==== Task input

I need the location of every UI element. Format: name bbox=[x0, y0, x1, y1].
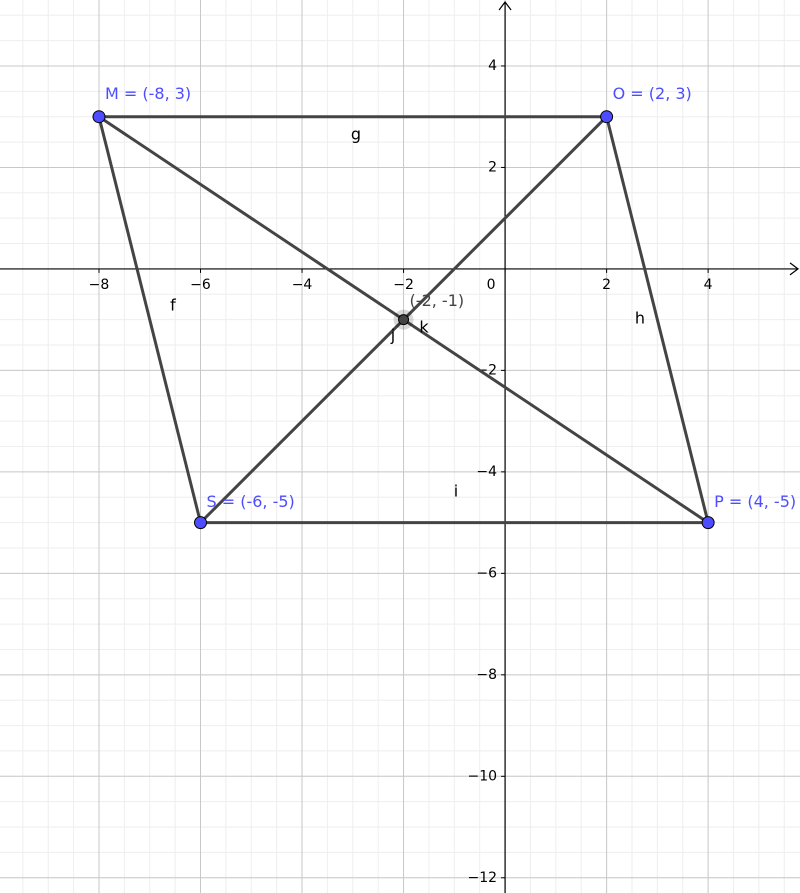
y-tick-label: −8 bbox=[476, 667, 497, 683]
point-label: S = (-6, -5) bbox=[207, 492, 295, 511]
y-tick-label: 2 bbox=[488, 159, 497, 175]
point-label: P = (4, -5) bbox=[714, 492, 796, 511]
y-axis-arrow bbox=[498, 0, 512, 11]
point-label: M = (-8, 3) bbox=[105, 84, 191, 103]
point bbox=[701, 516, 715, 530]
point-label: O = (2, 3) bbox=[613, 84, 692, 103]
point bbox=[92, 110, 106, 124]
intersection-point bbox=[398, 314, 410, 326]
y-tick-label: −6 bbox=[476, 565, 497, 581]
segment-label: k bbox=[419, 318, 429, 337]
x-tick-label: 4 bbox=[704, 277, 713, 293]
y-tick-label: −2 bbox=[476, 362, 497, 378]
x-tick-label: −8 bbox=[89, 277, 110, 293]
segment bbox=[97, 116, 202, 523]
x-tick-label: 2 bbox=[602, 277, 611, 293]
point bbox=[194, 516, 208, 530]
x-tick-label: −6 bbox=[190, 277, 211, 293]
segment-label: i bbox=[454, 482, 458, 501]
x-tick-label: −2 bbox=[393, 277, 414, 293]
segment-label: f bbox=[170, 296, 176, 315]
x-tick-label: 0 bbox=[487, 277, 496, 293]
segment-label: h bbox=[635, 309, 645, 328]
y-tick-label: 4 bbox=[488, 58, 497, 74]
x-axis-arrow bbox=[789, 262, 799, 276]
x-tick-label: −4 bbox=[292, 277, 313, 293]
segment-label: g bbox=[351, 125, 361, 144]
segment bbox=[605, 116, 710, 523]
intersection-label: (-2, -1) bbox=[410, 291, 465, 310]
segment-label: j bbox=[390, 326, 395, 345]
y-tick-label: −10 bbox=[468, 768, 498, 784]
y-tick-label: −4 bbox=[476, 464, 497, 480]
point bbox=[600, 110, 614, 124]
y-tick-label: −12 bbox=[468, 870, 498, 886]
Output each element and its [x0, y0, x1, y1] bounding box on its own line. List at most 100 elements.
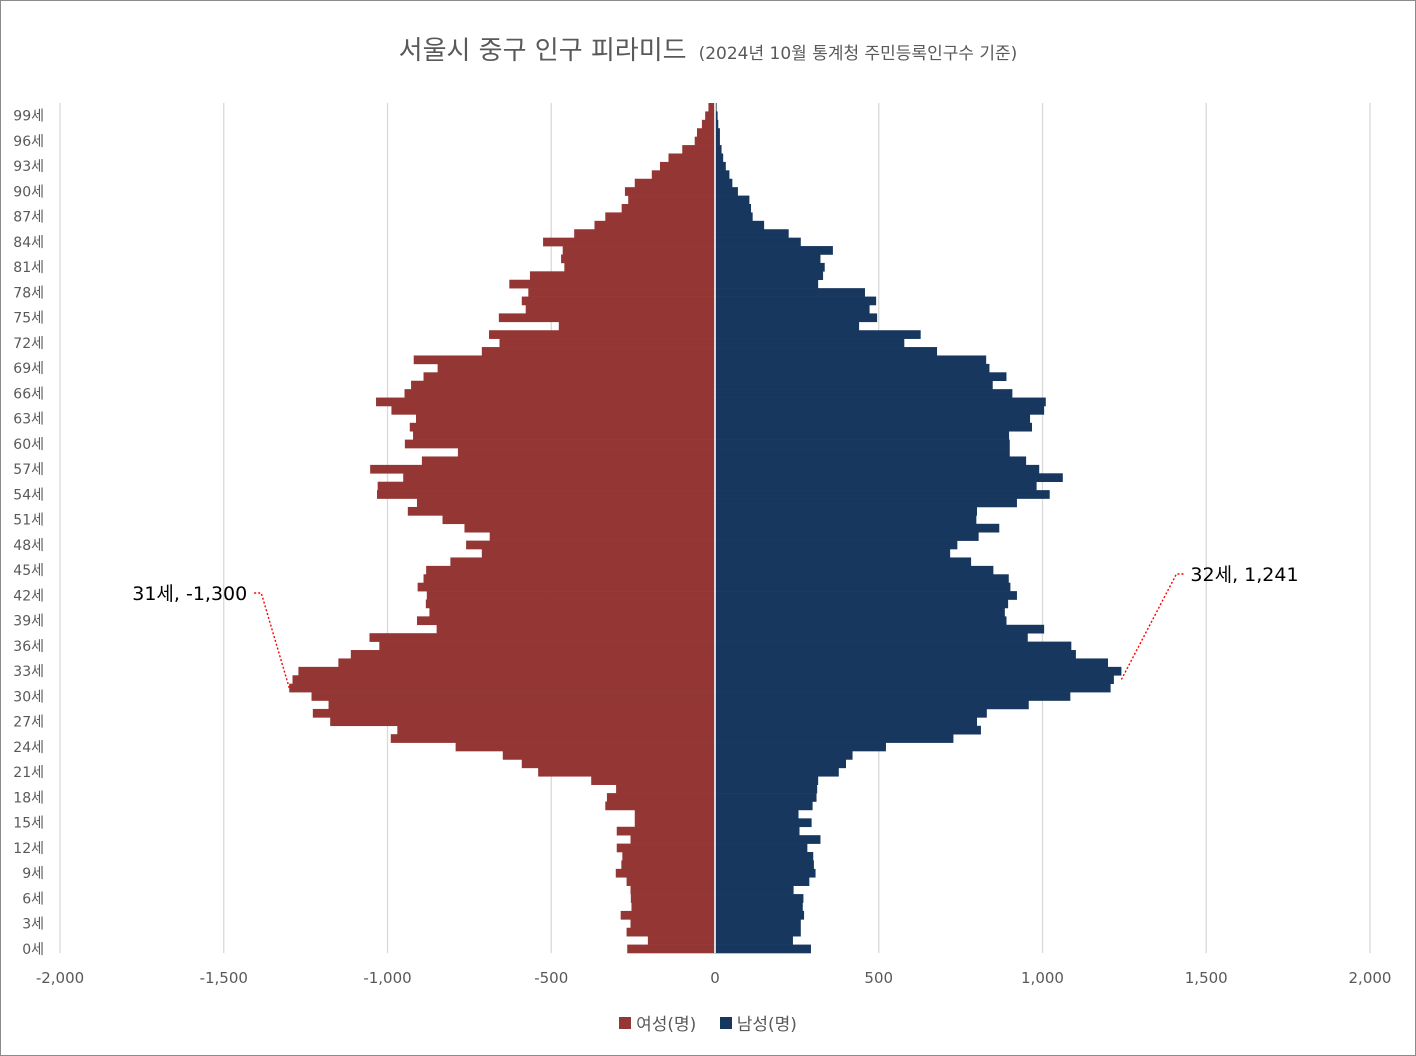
bar-male [715, 422, 1033, 432]
bar-female [404, 439, 715, 449]
y-tick-label: 18세 [13, 790, 44, 806]
bar-male [715, 187, 738, 196]
bar-female [413, 355, 715, 365]
x-tick-label: -2,000 [36, 969, 84, 987]
bar-female [626, 927, 715, 937]
bar-female [606, 793, 715, 802]
chart-title-block: 서울시 중구 인구 피라미드 (2024년 10월 통계청 주민등록인구수 기준) [0, 30, 1416, 67]
bar-female [696, 128, 715, 137]
bar-male [715, 279, 819, 289]
bar-male [715, 784, 818, 794]
y-tick-label: 27세 [13, 715, 44, 731]
bar-female [621, 860, 715, 870]
bar-female [615, 868, 715, 878]
bar-male [715, 178, 733, 188]
chart-subtitle: (2024년 10월 통계청 주민등록인구수 기준) [698, 44, 1018, 64]
bar-male [715, 347, 938, 356]
y-tick-label: 36세 [13, 639, 44, 655]
bar-female [561, 254, 715, 264]
y-tick-label: 60세 [13, 437, 44, 453]
bar-male [715, 355, 987, 365]
bar-male [715, 936, 793, 945]
legend: 여성(명) 남성(명) [0, 1010, 1416, 1035]
bar-female [538, 767, 715, 777]
bar-female [338, 658, 715, 668]
y-tick-label: 24세 [13, 740, 44, 756]
bar-male [715, 683, 1111, 693]
bar-male [715, 902, 803, 912]
bar-female [404, 389, 715, 398]
bar-male [715, 843, 808, 853]
y-tick-label: 57세 [13, 462, 44, 478]
y-tick-label: 54세 [13, 487, 44, 503]
bar-female [630, 894, 715, 903]
bar-female [328, 700, 715, 710]
y-tick-label: 69세 [13, 361, 44, 377]
bar-male [715, 607, 1005, 617]
bar-female [701, 119, 715, 129]
bar-male [715, 852, 814, 861]
bar-male [715, 389, 1013, 398]
bar-female [630, 885, 715, 895]
bar-female [350, 650, 715, 659]
bar-male [715, 506, 977, 516]
bar-female [621, 203, 715, 213]
bar-female [659, 161, 715, 171]
legend-label-female: 여성(명) [636, 1015, 697, 1035]
x-tick-label: -500 [534, 969, 568, 987]
bar-female [634, 178, 715, 188]
bar-female [627, 944, 715, 954]
bar-male [715, 927, 801, 937]
bar-male [715, 313, 878, 323]
bar-male [715, 641, 1072, 651]
bar-female [436, 624, 715, 634]
bar-male [715, 288, 865, 297]
bar-male [715, 170, 730, 180]
bar-female [425, 599, 715, 609]
bar-female [628, 195, 715, 205]
bar-male [715, 599, 1009, 609]
bar-female [616, 826, 715, 836]
y-tick-label: 12세 [13, 841, 44, 857]
bar-male [715, 776, 819, 785]
bar-female [682, 145, 715, 154]
bar-female [651, 170, 715, 180]
bar-female [634, 818, 715, 828]
bar-female [481, 347, 715, 356]
bar-male [715, 708, 987, 718]
bar-female [562, 246, 715, 255]
legend-swatch-female [619, 1016, 632, 1029]
bar-male [715, 119, 719, 129]
bar-female [377, 490, 715, 499]
bar-male [715, 431, 1010, 440]
bar-female [442, 515, 715, 525]
bar-male [715, 330, 921, 339]
bar-male [715, 734, 954, 743]
y-tick-label: 78세 [13, 285, 44, 301]
bar-male [715, 860, 814, 870]
bar-male [715, 490, 1050, 499]
x-tick-label: 1,500 [1185, 969, 1228, 987]
bar-female [564, 262, 715, 272]
bar-male [715, 809, 799, 819]
legend-item-male: 남성(명) [719, 1010, 797, 1035]
bar-male [715, 481, 1037, 491]
bar-male [715, 532, 979, 541]
bar-male [715, 372, 1007, 382]
bar-male [715, 498, 1017, 508]
bar-female [498, 313, 715, 323]
bar-male [715, 624, 1045, 634]
bar-female [312, 708, 715, 718]
bar-male [715, 910, 805, 920]
bar-female [376, 397, 715, 407]
bar-female [694, 136, 715, 146]
bar-female [594, 220, 715, 230]
annotation-leader-line [253, 592, 290, 689]
bar-male [715, 549, 951, 558]
bar-male [715, 195, 750, 205]
bar-female [521, 759, 715, 769]
bar-male [715, 203, 752, 213]
bar-male [715, 321, 860, 331]
bar-female [437, 363, 715, 373]
population-pyramid-chart: -2,000 -1,500 -1,000 -500 0 500 1,000 1,500 2,00… [13, 103, 1391, 987]
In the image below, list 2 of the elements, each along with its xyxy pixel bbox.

========

** Task prompt **
Rewrite the lines starting at the line that contains "bar-male [715, 422, 1033, 432]" and ending at the line that contains "y-tick-label: 57세 [13, 462, 44, 478]", changing every "y-tick-label" to "age-label" and leaving everything else the same.

** Final result **
bar-male [715, 422, 1033, 432]
bar-female [404, 439, 715, 449]
age-label: 18세 [13, 790, 44, 806]
bar-male [715, 187, 738, 196]
bar-female [413, 355, 715, 365]
x-tick-label: -2,000 [36, 969, 84, 987]
bar-female [626, 927, 715, 937]
bar-female [606, 793, 715, 802]
chart-title-block: 서울시 중구 인구 피라미드 (2024년 10월 통계청 주민등록인구수 기준) [0, 30, 1416, 67]
bar-female [696, 128, 715, 137]
bar-male [715, 279, 819, 289]
bar-male [715, 784, 818, 794]
age-label: 27세 [13, 715, 44, 731]
bar-female [621, 860, 715, 870]
bar-female [615, 868, 715, 878]
bar-male [715, 178, 733, 188]
chart-subtitle: (2024년 10월 통계청 주민등록인구수 기준) [698, 44, 1018, 64]
bar-male [715, 347, 938, 356]
age-label: 36세 [13, 639, 44, 655]
bar-female [561, 254, 715, 264]
age-label: 60세 [13, 437, 44, 453]
bar-male [715, 355, 987, 365]
bar-male [715, 936, 793, 945]
legend: 여성(명) 남성(명) [0, 1010, 1416, 1035]
bar-female [538, 767, 715, 777]
bar-female [338, 658, 715, 668]
age-label: 24세 [13, 740, 44, 756]
bar-male [715, 683, 1111, 693]
bar-male [715, 902, 803, 912]
bar-female [404, 389, 715, 398]
bar-male [715, 843, 808, 853]
age-label: 57세 [13, 462, 44, 478]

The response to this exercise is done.